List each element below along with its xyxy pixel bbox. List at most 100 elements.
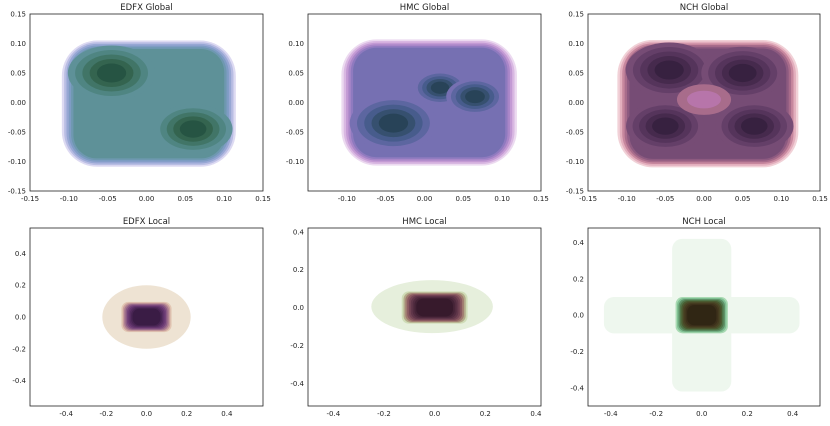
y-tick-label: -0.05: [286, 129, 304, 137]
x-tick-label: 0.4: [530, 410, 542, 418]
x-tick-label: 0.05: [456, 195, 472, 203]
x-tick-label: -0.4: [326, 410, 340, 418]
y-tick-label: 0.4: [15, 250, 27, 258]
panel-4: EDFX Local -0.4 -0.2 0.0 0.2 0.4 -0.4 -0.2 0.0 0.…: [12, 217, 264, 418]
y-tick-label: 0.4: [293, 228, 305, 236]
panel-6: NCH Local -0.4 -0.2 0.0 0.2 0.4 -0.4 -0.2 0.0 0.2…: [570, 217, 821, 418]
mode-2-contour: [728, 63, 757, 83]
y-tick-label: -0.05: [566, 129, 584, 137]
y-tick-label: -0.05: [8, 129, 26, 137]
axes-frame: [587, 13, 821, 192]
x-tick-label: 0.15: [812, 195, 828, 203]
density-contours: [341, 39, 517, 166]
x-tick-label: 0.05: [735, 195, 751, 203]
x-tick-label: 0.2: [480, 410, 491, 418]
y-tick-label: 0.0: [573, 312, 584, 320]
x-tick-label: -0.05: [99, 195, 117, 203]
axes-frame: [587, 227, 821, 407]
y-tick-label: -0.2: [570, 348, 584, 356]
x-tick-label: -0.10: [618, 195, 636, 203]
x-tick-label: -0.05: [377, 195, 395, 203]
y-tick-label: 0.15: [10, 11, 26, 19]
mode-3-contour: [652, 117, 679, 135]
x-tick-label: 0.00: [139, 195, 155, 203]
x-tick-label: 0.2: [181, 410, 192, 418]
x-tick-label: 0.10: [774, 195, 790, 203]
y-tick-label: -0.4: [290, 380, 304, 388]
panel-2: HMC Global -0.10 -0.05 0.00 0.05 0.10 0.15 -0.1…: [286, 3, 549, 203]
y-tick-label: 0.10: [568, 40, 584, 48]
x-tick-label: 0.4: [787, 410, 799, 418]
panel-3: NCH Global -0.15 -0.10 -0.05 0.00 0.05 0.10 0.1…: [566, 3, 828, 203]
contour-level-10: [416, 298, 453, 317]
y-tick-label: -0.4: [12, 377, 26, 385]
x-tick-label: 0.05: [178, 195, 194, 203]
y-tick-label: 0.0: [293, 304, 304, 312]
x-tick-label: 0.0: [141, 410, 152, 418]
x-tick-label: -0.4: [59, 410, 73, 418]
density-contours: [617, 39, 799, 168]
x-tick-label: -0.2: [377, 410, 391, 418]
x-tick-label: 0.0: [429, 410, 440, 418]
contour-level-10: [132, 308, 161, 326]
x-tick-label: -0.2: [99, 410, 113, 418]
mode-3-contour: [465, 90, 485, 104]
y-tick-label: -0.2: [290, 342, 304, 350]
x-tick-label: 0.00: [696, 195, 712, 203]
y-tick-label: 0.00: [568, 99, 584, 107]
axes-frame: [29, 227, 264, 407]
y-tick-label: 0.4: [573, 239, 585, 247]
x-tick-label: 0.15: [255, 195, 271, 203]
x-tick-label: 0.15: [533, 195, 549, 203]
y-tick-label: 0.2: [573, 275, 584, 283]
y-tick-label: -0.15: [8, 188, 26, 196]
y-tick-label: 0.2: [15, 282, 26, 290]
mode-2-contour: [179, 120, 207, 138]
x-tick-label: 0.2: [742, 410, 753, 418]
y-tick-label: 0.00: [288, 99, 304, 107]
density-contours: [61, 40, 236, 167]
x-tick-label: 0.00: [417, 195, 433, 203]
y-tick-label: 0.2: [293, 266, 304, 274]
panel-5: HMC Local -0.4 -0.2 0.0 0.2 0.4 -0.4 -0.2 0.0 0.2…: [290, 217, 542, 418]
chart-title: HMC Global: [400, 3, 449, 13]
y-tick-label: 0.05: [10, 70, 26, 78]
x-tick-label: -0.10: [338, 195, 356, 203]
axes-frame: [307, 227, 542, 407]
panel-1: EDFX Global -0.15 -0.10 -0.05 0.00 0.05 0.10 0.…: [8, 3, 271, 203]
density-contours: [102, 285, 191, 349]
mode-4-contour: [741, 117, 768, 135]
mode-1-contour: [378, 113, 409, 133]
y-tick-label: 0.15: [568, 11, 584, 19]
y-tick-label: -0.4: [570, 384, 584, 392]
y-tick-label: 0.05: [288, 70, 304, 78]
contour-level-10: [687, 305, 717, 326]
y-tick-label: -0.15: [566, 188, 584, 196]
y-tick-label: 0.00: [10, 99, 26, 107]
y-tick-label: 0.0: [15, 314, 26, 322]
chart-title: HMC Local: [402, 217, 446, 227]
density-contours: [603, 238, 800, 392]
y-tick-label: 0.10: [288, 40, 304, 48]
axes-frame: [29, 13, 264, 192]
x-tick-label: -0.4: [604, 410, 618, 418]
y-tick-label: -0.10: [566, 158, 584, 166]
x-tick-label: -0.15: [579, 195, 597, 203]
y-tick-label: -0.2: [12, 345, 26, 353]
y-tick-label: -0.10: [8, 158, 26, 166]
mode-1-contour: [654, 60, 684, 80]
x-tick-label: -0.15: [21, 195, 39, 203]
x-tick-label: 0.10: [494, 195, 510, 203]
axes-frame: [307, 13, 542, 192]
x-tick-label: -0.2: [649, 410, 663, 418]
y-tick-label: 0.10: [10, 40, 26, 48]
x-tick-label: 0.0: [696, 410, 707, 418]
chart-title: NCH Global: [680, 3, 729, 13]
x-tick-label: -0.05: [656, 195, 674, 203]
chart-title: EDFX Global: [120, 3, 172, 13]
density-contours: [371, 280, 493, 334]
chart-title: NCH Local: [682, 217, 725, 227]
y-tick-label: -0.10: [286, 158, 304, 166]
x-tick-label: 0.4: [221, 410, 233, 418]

----------------------------------------

[Exercise prompt]: Convert the rows from the line with "y-tick-label: -0.05: [286, 129, 304, 137]" up to and including the line with "mode-3-contour: [652, 117, 679, 135]" into a JSON list of strings, one string per line, skipping blank lines.

[Full solution]:
[
  "y-tick-label: -0.05: [286, 129, 304, 137]",
  "x-tick-label: 0.4: [530, 410, 542, 418]",
  "x-tick-label: 0.05: [456, 195, 472, 203]",
  "x-tick-label: -0.4: [326, 410, 340, 418]",
  "y-tick-label: 0.4: [15, 250, 27, 258]",
  "panel-4: EDFX Local -0.4 -0.2 0.0 0.2 0.4 -0.4 -0.2 0.0 0.…: [12, 217, 264, 418]",
  "y-tick-label: 0.4: [293, 228, 305, 236]",
  "panel-6: NCH Local -0.4 -0.2 0.0 0.2 0.4 -0.4 -0.2 0.0 0.2…: [570, 217, 821, 418]",
  "mode-2-contour: [728, 63, 757, 83]",
  "y-tick-label: -0.05: [566, 129, 584, 137]",
  "y-tick-label: -0.05: [8, 129, 26, 137]",
  "axes-frame: [587, 13, 821, 192]",
  "x-tick-label: 0.15: [812, 195, 828, 203]",
  "density-contours: [341, 39, 517, 166]",
  "x-tick-label: 0.05: [735, 195, 751, 203]",
  "x-tick-label: 0.2: [480, 410, 491, 418]",
  "y-tick-label: 0.0: [573, 312, 584, 320]",
  "x-tick-label: -0.05: [99, 195, 117, 203]",
  "axes-frame: [587, 227, 821, 407]",
  "y-tick-label: -0.2: [570, 348, 584, 356]",
  "x-tick-label: -0.10: [618, 195, 636, 203]",
  "x-tick-label: -0.05: [377, 195, 395, 203]",
  "y-tick-label: 0.15: [10, 11, 26, 19]",
  "mode-3-contour: [652, 117, 679, 135]"
]